=== WORK INSTRUCTIONS ===
Reproduce every entry in the listing without alteration.

Records from a collection of figures
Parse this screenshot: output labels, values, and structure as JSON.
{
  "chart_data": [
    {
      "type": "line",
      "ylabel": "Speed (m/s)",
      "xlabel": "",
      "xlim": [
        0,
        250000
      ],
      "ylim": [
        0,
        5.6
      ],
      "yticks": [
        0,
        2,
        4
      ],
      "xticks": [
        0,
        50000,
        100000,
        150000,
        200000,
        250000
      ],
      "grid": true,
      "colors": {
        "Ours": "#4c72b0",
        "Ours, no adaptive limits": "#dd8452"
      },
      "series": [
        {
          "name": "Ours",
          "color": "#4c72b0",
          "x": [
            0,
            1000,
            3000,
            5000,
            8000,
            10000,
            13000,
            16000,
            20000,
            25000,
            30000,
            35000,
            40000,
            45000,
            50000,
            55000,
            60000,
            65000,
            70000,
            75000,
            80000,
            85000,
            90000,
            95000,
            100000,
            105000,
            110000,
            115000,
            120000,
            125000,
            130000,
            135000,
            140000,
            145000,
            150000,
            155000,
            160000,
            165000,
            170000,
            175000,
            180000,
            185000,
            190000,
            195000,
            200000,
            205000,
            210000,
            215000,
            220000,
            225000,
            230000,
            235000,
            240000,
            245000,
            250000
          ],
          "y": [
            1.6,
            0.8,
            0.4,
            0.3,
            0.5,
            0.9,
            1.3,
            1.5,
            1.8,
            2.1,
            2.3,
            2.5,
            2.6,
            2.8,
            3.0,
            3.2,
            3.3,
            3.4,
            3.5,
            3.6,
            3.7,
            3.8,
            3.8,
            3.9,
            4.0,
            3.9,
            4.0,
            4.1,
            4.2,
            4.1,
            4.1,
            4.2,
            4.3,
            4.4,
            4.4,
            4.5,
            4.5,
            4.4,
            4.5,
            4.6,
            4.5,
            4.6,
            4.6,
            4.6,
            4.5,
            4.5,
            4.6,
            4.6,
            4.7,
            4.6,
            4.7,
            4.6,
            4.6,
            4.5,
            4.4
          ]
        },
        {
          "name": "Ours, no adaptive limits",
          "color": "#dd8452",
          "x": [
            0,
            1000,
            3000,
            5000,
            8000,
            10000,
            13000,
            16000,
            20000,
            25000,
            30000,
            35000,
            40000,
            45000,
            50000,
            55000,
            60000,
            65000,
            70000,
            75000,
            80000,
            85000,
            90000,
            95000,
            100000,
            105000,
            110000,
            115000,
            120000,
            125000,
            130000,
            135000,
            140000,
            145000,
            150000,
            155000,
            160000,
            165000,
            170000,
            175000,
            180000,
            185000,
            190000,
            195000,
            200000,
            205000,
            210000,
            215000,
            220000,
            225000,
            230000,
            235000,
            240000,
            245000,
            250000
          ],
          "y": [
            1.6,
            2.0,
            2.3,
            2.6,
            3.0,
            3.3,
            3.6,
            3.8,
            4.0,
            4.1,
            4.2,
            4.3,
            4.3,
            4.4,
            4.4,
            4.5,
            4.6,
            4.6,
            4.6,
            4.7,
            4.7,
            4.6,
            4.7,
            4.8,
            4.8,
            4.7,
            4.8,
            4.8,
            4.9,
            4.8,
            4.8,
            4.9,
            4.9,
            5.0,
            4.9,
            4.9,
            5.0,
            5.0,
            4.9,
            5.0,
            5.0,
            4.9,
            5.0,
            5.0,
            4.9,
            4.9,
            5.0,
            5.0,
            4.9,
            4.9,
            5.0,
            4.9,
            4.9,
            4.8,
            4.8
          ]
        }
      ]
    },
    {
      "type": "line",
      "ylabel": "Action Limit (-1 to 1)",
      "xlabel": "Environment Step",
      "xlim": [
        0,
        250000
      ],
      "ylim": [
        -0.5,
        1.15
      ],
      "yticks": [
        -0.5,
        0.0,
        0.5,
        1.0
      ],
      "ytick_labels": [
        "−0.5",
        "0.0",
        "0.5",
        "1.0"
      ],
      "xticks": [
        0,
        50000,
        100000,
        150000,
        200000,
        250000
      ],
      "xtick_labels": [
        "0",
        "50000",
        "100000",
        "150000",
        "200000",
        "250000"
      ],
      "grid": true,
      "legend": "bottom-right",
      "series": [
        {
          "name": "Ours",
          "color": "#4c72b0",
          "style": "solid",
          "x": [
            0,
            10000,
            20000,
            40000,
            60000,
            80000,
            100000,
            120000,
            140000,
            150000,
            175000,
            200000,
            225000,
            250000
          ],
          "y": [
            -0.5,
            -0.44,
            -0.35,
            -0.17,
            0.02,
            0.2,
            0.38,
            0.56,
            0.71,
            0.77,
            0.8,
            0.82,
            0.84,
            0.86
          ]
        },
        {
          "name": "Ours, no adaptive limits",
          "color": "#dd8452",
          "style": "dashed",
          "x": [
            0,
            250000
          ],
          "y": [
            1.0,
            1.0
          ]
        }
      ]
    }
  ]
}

=== FINISHED ANSWER ===
Parse this screenshot: output labels, values, and structure as JSON.
{
  "chart_data": [
    {
      "type": "line",
      "ylabel": "Speed (m/s)",
      "xlabel": "",
      "xlim": [
        0,
        250000
      ],
      "ylim": [
        0,
        5.6
      ],
      "yticks": [
        0,
        2,
        4
      ],
      "xticks": [
        0,
        50000,
        100000,
        150000,
        200000,
        250000
      ],
      "grid": true,
      "colors": {
        "Ours": "#4c72b0",
        "Ours, no adaptive limits": "#dd8452"
      },
      "series": [
        {
          "name": "Ours",
          "color": "#4c72b0",
          "x": [
            0,
            1000,
            3000,
            5000,
            8000,
            10000,
            13000,
            16000,
            20000,
            25000,
            30000,
            35000,
            40000,
            45000,
            50000,
            55000,
            60000,
            65000,
            70000,
            75000,
            80000,
            85000,
            90000,
            95000,
            100000,
            105000,
            110000,
            115000,
            120000,
            125000,
            130000,
            135000,
            140000,
            145000,
            150000,
            155000,
            160000,
            165000,
            170000,
            175000,
            180000,
            185000,
            190000,
            195000,
            200000,
            205000,
            210000,
            215000,
            220000,
            225000,
            230000,
            235000,
            240000,
            245000,
            250000
          ],
          "y": [
            1.6,
            0.8,
            0.4,
            0.3,
            0.5,
            0.9,
            1.3,
            1.5,
            1.8,
            2.1,
            2.3,
            2.5,
            2.6,
            2.8,
            3.0,
            3.2,
            3.3,
            3.4,
            3.5,
            3.6,
            3.7,
            3.8,
            3.8,
            3.9,
            4.0,
            3.9,
            4.0,
            4.1,
            4.2,
            4.1,
            4.1,
            4.2,
            4.3,
            4.4,
            4.4,
            4.5,
            4.5,
            4.4,
            4.5,
            4.6,
            4.5,
            4.6,
            4.6,
            4.6,
            4.5,
            4.5,
            4.6,
            4.6,
            4.7,
            4.6,
            4.7,
            4.6,
            4.6,
            4.5,
            4.4
          ]
        },
        {
          "name": "Ours, no adaptive limits",
          "color": "#dd8452",
          "x": [
            0,
            1000,
            3000,
            5000,
            8000,
            10000,
            13000,
            16000,
            20000,
            25000,
            30000,
            35000,
            40000,
            45000,
            50000,
            55000,
            60000,
            65000,
            70000,
            75000,
            80000,
            85000,
            90000,
            95000,
            100000,
            105000,
            110000,
            115000,
            120000,
            125000,
            130000,
            135000,
            140000,
            145000,
            150000,
            155000,
            160000,
            165000,
            170000,
            175000,
            180000,
            185000,
            190000,
            195000,
            200000,
            205000,
            210000,
            215000,
            220000,
            225000,
            230000,
            235000,
            240000,
            245000,
            250000
          ],
          "y": [
            1.6,
            2.0,
            2.3,
            2.6,
            3.0,
            3.3,
            3.6,
            3.8,
            4.0,
            4.1,
            4.2,
            4.3,
            4.3,
            4.4,
            4.4,
            4.5,
            4.6,
            4.6,
            4.6,
            4.7,
            4.7,
            4.6,
            4.7,
            4.8,
            4.8,
            4.7,
            4.8,
            4.8,
            4.9,
            4.8,
            4.8,
            4.9,
            4.9,
            5.0,
            4.9,
            4.9,
            5.0,
            5.0,
            4.9,
            5.0,
            5.0,
            4.9,
            5.0,
            5.0,
            4.9,
            4.9,
            5.0,
            5.0,
            4.9,
            4.9,
            5.0,
            4.9,
            4.9,
            4.8,
            4.8
          ]
        }
      ]
    },
    {
      "type": "line",
      "ylabel": "Action Limit (-1 to 1)",
      "xlabel": "Environment Step",
      "xlim": [
        0,
        250000
      ],
      "ylim": [
        -0.5,
        1.15
      ],
      "yticks": [
        -0.5,
        0.0,
        0.5,
        1.0
      ],
      "ytick_labels": [
        "−0.5",
        "0.0",
        "0.5",
        "1.0"
      ],
      "xticks": [
        0,
        50000,
        100000,
        150000,
        200000,
        250000
      ],
      "xtick_labels": [
        "0",
        "50000",
        "100000",
        "150000",
        "200000",
        "250000"
      ],
      "grid": true,
      "legend": "bottom-right",
      "series": [
        {
          "name": "Ours",
          "color": "#4c72b0",
          "style": "solid",
          "x": [
            0,
            10000,
            20000,
            40000,
            60000,
            80000,
            100000,
            120000,
            140000,
            150000,
            175000,
            200000,
            225000,
            250000
          ],
          "y": [
            -0.5,
            -0.44,
            -0.35,
            -0.17,
            0.02,
            0.2,
            0.38,
            0.56,
            0.71,
            0.77,
            0.8,
            0.82,
            0.84,
            0.86
          ]
        },
        {
          "name": "Ours, no adaptive limits",
          "color": "#dd8452",
          "style": "dashed",
          "x": [
            0,
            250000
          ],
          "y": [
            1.0,
            1.0
          ]
        }
      ]
    }
  ]
}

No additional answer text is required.